> _Supplied passage_:

::::

Liberty Township is one of the twenty townships of Darke County, Ohio, United States. The 2010 census found 1,071 people in the township, 871 of whom lived in the unincorporated portions of the township.

Geography
Located in the southwestern part of the county, it borders the following townships:
Washington Township - north
Greenville Township - northeast
Neave Township - east
Butler Township - southeast corner
Harrison Township - south
Franklin Township, Wayne County, Indiana - southwest
Greensfork Township, Randolph County, Indiana - west

The village of Palestine is located in central Liberty Township.

Name and history
One of twenty-five Liberty Townships statewide,  it was originally named German Township, but its name was changed to Liberty Township in the 1910s.

German Township was formed from parts of Harrison and Washington counties in 1820.  The first settler within its bounds was James Cloyd, who arrived six years before the township's organization.  The first school in the township was established near Palestine in 1820, while the first church (a Lutheran congregation) was built in 1826.

::::

> _Stated exercise 1_: Please copy the records from their first line through the line that has "candle — [1199, 652, 1206, 710]", both ends included, and substitute "bearish-candle" for "candle-body-down" while leaving everything else unchanged.
> _Stated exercise 2_: Resume the text on Liberty Township where it stops.

Layout element entries
::::

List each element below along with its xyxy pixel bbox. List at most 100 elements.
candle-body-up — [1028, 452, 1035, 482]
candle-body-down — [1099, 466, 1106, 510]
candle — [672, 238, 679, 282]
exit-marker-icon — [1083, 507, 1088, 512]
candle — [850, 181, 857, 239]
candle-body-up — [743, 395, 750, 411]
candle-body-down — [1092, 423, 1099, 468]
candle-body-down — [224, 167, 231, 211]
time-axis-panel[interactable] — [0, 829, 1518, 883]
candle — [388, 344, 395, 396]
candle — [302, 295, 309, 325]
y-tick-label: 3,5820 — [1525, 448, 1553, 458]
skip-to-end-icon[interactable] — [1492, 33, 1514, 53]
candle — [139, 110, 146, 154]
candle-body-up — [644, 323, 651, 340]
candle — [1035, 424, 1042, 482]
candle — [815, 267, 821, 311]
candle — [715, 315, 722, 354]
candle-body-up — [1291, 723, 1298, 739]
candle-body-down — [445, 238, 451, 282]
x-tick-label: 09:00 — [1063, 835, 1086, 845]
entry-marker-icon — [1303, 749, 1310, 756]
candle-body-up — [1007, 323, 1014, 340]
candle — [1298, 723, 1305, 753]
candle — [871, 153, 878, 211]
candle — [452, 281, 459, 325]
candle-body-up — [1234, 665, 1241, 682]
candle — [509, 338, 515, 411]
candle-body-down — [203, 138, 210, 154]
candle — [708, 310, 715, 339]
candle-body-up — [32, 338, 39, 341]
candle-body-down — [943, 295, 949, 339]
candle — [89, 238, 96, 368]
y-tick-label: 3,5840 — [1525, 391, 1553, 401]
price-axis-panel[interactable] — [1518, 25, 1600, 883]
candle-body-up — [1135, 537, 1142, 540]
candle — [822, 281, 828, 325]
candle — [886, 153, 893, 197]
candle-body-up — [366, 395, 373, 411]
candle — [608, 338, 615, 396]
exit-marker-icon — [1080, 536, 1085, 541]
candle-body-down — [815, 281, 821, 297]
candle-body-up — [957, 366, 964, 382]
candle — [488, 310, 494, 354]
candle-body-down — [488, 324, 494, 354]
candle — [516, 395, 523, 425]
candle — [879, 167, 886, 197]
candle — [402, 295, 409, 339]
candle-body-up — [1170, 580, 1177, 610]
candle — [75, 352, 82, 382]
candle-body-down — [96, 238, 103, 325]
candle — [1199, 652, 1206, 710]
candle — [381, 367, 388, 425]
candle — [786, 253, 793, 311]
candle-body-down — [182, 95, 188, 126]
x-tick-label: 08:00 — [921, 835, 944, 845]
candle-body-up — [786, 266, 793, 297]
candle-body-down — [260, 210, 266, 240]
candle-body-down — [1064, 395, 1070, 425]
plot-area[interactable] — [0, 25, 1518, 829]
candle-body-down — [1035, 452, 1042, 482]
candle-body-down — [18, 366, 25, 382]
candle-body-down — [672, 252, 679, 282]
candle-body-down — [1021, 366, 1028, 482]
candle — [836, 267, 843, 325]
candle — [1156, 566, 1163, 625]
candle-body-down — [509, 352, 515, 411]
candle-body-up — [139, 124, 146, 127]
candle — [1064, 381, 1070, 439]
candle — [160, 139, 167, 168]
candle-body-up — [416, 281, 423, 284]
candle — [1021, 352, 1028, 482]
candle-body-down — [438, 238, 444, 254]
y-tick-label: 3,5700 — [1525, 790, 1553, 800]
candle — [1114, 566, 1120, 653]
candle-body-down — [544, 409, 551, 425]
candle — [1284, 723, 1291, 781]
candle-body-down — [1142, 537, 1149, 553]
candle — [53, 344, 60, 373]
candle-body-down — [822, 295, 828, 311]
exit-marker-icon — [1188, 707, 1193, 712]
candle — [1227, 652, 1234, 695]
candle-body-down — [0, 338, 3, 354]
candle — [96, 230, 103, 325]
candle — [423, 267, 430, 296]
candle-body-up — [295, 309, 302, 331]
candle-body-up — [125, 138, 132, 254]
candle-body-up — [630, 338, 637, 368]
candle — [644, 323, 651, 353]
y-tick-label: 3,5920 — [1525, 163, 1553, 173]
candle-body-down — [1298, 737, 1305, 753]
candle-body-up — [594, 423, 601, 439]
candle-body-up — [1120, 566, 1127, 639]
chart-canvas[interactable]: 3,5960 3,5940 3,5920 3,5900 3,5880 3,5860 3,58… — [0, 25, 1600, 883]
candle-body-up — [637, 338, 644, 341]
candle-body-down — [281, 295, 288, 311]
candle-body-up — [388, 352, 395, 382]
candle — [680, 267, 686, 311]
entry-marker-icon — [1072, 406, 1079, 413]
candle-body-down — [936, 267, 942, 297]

::::

> _Final result 1_:
List each element below along with its xyxy pixel bbox. List at most 100 elements.
candle-body-up — [1028, 452, 1035, 482]
bearish-candle — [1099, 466, 1106, 510]
candle — [672, 238, 679, 282]
exit-marker-icon — [1083, 507, 1088, 512]
candle — [850, 181, 857, 239]
candle-body-up — [743, 395, 750, 411]
bearish-candle — [1092, 423, 1099, 468]
bearish-candle — [224, 167, 231, 211]
time-axis-panel[interactable] — [0, 829, 1518, 883]
candle — [388, 344, 395, 396]
candle — [302, 295, 309, 325]
y-tick-label: 3,5820 — [1525, 448, 1553, 458]
skip-to-end-icon[interactable] — [1492, 33, 1514, 53]
candle — [139, 110, 146, 154]
candle-body-up — [644, 323, 651, 340]
candle — [1035, 424, 1042, 482]
candle — [815, 267, 821, 311]
candle — [715, 315, 722, 354]
candle-body-up — [1291, 723, 1298, 739]
bearish-candle — [445, 238, 451, 282]
x-tick-label: 09:00 — [1063, 835, 1086, 845]
entry-marker-icon — [1303, 749, 1310, 756]
candle-body-up — [1007, 323, 1014, 340]
candle — [1298, 723, 1305, 753]
candle — [871, 153, 878, 211]
candle — [452, 281, 459, 325]
candle-body-up — [1234, 665, 1241, 682]
candle — [509, 338, 515, 411]
bearish-candle — [203, 138, 210, 154]
candle — [708, 310, 715, 339]
candle-body-up — [32, 338, 39, 341]
bearish-candle — [943, 295, 949, 339]
candle — [89, 238, 96, 368]
y-tick-label: 3,5840 — [1525, 391, 1553, 401]
price-axis-panel[interactable] — [1518, 25, 1600, 883]
candle-body-up — [1135, 537, 1142, 540]
candle — [822, 281, 828, 325]
candle — [886, 153, 893, 197]
candle-body-up — [366, 395, 373, 411]
candle — [608, 338, 615, 396]
exit-marker-icon — [1080, 536, 1085, 541]
bearish-candle — [815, 281, 821, 297]
candle-body-up — [957, 366, 964, 382]
candle — [488, 310, 494, 354]
bearish-candle — [488, 324, 494, 354]
candle — [516, 395, 523, 425]
candle — [879, 167, 886, 197]
candle — [402, 295, 409, 339]
candle-body-up — [1170, 580, 1177, 610]
candle — [75, 352, 82, 382]
bearish-candle — [96, 238, 103, 325]
candle — [1199, 652, 1206, 710]

> _Final result 2_:
One of German Township's most distinctive features was Tampico, an African-American settlement founded in 1822 and platted in 1850.  Located in the northwestern part of the township, its earliest residents were freeborn African Americans from Rockingham County, Virginia who moved to Ohio after the county evicted all freeborn African Americans.  In 1914, Tampico and the surrounding rural areas supported four schools and two churches.

Government
The township is governed by a three-member board of trustees, who are elected in November of odd-numbered years to a four-year term beginning on the following January 1. Two are elected in the year after the presidential election and one is elected in the year before it. There is also an elected township fiscal officer, who serves a four-year term beginning on April 1 of the year after the election, which is held in November of the year before the presidential election. Vacancies in the fiscal officership or on the board of trustees are filled by the remaining trustees.  The current trustees are Larry Helmer, Cutis Hiatt, and Raymond Mendenhall, and the clerk is Deborah Kuhnle.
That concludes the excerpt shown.